SHORT PROBLEM
Write each record again exactly as it stands.

PROVIDED MATERIAL
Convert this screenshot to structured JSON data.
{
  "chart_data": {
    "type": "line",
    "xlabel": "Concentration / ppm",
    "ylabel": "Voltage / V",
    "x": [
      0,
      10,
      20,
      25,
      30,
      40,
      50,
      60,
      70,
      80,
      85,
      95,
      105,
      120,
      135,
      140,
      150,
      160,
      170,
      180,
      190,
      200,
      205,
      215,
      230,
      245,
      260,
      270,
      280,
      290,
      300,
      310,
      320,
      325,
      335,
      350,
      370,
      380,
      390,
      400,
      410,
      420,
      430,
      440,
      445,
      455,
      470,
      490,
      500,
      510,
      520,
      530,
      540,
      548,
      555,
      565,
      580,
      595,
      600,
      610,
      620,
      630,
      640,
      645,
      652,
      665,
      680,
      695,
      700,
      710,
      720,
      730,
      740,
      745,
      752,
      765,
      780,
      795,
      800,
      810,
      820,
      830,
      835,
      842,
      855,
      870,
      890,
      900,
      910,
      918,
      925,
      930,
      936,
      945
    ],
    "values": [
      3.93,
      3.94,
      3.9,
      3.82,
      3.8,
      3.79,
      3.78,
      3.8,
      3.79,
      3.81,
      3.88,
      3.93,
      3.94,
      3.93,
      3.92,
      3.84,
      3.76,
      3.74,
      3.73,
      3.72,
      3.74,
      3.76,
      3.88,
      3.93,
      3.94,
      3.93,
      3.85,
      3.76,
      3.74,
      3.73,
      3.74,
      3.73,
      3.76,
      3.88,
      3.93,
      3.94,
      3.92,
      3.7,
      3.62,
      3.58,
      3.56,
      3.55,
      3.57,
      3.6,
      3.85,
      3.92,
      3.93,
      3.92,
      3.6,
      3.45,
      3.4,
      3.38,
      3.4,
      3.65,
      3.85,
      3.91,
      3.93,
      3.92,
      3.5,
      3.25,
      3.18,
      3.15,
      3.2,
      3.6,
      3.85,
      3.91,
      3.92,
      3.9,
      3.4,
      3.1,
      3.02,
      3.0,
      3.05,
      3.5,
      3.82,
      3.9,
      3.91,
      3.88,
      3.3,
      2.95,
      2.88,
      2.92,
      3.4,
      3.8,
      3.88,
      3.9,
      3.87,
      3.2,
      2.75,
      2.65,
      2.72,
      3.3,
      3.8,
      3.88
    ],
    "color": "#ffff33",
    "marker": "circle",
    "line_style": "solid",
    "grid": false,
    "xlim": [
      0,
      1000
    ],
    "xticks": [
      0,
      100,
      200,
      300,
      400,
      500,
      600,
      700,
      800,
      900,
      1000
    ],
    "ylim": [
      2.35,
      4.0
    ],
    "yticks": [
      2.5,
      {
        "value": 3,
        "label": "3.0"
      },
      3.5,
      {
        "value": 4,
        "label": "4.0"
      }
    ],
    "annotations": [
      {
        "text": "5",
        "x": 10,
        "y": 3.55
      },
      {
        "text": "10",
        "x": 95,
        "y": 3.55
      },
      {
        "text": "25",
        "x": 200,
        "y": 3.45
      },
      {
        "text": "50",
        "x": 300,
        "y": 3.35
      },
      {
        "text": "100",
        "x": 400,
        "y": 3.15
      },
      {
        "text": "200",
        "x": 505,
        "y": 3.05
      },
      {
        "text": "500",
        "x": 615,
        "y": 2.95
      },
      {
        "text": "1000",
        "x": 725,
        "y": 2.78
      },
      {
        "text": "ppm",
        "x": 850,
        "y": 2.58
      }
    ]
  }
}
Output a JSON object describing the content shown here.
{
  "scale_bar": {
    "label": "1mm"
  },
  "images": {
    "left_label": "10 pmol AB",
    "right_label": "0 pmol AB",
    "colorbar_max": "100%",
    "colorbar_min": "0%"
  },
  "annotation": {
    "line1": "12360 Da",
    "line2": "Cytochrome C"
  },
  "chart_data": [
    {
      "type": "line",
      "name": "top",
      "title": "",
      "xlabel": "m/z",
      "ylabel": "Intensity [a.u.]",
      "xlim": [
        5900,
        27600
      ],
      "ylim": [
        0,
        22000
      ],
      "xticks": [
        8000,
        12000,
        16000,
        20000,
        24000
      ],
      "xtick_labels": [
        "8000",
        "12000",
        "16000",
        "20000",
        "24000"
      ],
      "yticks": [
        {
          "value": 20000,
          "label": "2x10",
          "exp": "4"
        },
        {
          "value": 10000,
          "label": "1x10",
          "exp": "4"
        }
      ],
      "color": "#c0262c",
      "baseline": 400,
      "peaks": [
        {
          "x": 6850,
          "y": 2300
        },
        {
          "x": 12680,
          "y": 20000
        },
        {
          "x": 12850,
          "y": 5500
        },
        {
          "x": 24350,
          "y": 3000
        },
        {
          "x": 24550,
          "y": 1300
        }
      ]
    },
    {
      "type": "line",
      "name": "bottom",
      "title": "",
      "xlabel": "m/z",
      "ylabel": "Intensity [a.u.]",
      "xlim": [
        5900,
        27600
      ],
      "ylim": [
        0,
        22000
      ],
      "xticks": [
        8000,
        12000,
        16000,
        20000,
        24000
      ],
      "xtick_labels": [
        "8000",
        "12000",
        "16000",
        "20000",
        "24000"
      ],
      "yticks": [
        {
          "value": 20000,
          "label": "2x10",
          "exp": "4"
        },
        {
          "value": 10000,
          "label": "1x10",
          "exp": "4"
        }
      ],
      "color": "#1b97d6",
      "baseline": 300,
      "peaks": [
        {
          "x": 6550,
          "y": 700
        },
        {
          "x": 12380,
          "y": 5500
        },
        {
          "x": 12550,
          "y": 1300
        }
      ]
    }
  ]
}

WORKED ANSWER
Convert this screenshot to structured JSON data.
{
  "chart_data": {
    "type": "line",
    "xlabel": "Concentration / ppm",
    "ylabel": "Voltage / V",
    "x": [
      0,
      10,
      20,
      25,
      30,
      40,
      50,
      60,
      70,
      80,
      85,
      95,
      105,
      120,
      135,
      140,
      150,
      160,
      170,
      180,
      190,
      200,
      205,
      215,
      230,
      245,
      260,
      270,
      280,
      290,
      300,
      310,
      320,
      325,
      335,
      350,
      370,
      380,
      390,
      400,
      410,
      420,
      430,
      440,
      445,
      455,
      470,
      490,
      500,
      510,
      520,
      530,
      540,
      548,
      555,
      565,
      580,
      595,
      600,
      610,
      620,
      630,
      640,
      645,
      652,
      665,
      680,
      695,
      700,
      710,
      720,
      730,
      740,
      745,
      752,
      765,
      780,
      795,
      800,
      810,
      820,
      830,
      835,
      842,
      855,
      870,
      890,
      900,
      910,
      918,
      925,
      930,
      936,
      945
    ],
    "values": [
      3.93,
      3.94,
      3.9,
      3.82,
      3.8,
      3.79,
      3.78,
      3.8,
      3.79,
      3.81,
      3.88,
      3.93,
      3.94,
      3.93,
      3.92,
      3.84,
      3.76,
      3.74,
      3.73,
      3.72,
      3.74,
      3.76,
      3.88,
      3.93,
      3.94,
      3.93,
      3.85,
      3.76,
      3.74,
      3.73,
      3.74,
      3.73,
      3.76,
      3.88,
      3.93,
      3.94,
      3.92,
      3.7,
      3.62,
      3.58,
      3.56,
      3.55,
      3.57,
      3.6,
      3.85,
      3.92,
      3.93,
      3.92,
      3.6,
      3.45,
      3.4,
      3.38,
      3.4,
      3.65,
      3.85,
      3.91,
      3.93,
      3.92,
      3.5,
      3.25,
      3.18,
      3.15,
      3.2,
      3.6,
      3.85,
      3.91,
      3.92,
      3.9,
      3.4,
      3.1,
      3.02,
      3.0,
      3.05,
      3.5,
      3.82,
      3.9,
      3.91,
      3.88,
      3.3,
      2.95,
      2.88,
      2.92,
      3.4,
      3.8,
      3.88,
      3.9,
      3.87,
      3.2,
      2.75,
      2.65,
      2.72,
      3.3,
      3.8,
      3.88
    ],
    "color": "#ffff33",
    "marker": "circle",
    "line_style": "solid",
    "grid": false,
    "xlim": [
      0,
      1000
    ],
    "xticks": [
      0,
      100,
      200,
      300,
      400,
      500,
      600,
      700,
      800,
      900,
      1000
    ],
    "ylim": [
      2.35,
      4.0
    ],
    "yticks": [
      2.5,
      {
        "value": 3,
        "label": "3.0"
      },
      3.5,
      {
        "value": 4,
        "label": "4.0"
      }
    ],
    "annotations": [
      {
        "text": "5",
        "x": 10,
        "y": 3.55
      },
      {
        "text": "10",
        "x": 95,
        "y": 3.55
      },
      {
        "text": "25",
        "x": 200,
        "y": 3.45
      },
      {
        "text": "50",
        "x": 300,
        "y": 3.35
      },
      {
        "text": "100",
        "x": 400,
        "y": 3.15
      },
      {
        "text": "200",
        "x": 505,
        "y": 3.05
      },
      {
        "text": "500",
        "x": 615,
        "y": 2.95
      },
      {
        "text": "1000",
        "x": 725,
        "y": 2.78
      },
      {
        "text": "ppm",
        "x": 850,
        "y": 2.58
      }
    ]
  }
}
Output a JSON object describing the content shown here.
{
  "scale_bar": {
    "label": "1mm"
  },
  "images": {
    "left_label": "10 pmol AB",
    "right_label": "0 pmol AB",
    "colorbar_max": "100%",
    "colorbar_min": "0%"
  },
  "annotation": {
    "line1": "12360 Da",
    "line2": "Cytochrome C"
  },
  "chart_data": [
    {
      "type": "line",
      "name": "top",
      "title": "",
      "xlabel": "m/z",
      "ylabel": "Intensity [a.u.]",
      "xlim": [
        5900,
        27600
      ],
      "ylim": [
        0,
        22000
      ],
      "xticks": [
        8000,
        12000,
        16000,
        20000,
        24000
      ],
      "xtick_labels": [
        "8000",
        "12000",
        "16000",
        "20000",
        "24000"
      ],
      "yticks": [
        {
          "value": 20000,
          "label": "2x10",
          "exp": "4"
        },
        {
          "value": 10000,
          "label": "1x10",
          "exp": "4"
        }
      ],
      "color": "#c0262c",
      "baseline": 400,
      "peaks": [
        {
          "x": 6850,
          "y": 2300
        },
        {
          "x": 12680,
          "y": 20000
        },
        {
          "x": 12850,
          "y": 5500
        },
        {
          "x": 24350,
          "y": 3000
        },
        {
          "x": 24550,
          "y": 1300
        }
      ]
    },
    {
      "type": "line",
      "name": "bottom",
      "title": "",
      "xlabel": "m/z",
      "ylabel": "Intensity [a.u.]",
      "xlim": [
        5900,
        27600
      ],
      "ylim": [
        0,
        22000
      ],
      "xticks": [
        8000,
        12000,
        16000,
        20000,
        24000
      ],
      "xtick_labels": [
        "8000",
        "12000",
        "16000",
        "20000",
        "24000"
      ],
      "yticks": [
        {
          "value": 20000,
          "label": "2x10",
          "exp": "4"
        },
        {
          "value": 10000,
          "label": "1x10",
          "exp": "4"
        }
      ],
      "color": "#1b97d6",
      "baseline": 300,
      "peaks": [
        {
          "x": 6550,
          "y": 700
        },
        {
          "x": 12380,
          "y": 5500
        },
        {
          "x": 12550,
          "y": 1300
        }
      ]
    }
  ]
}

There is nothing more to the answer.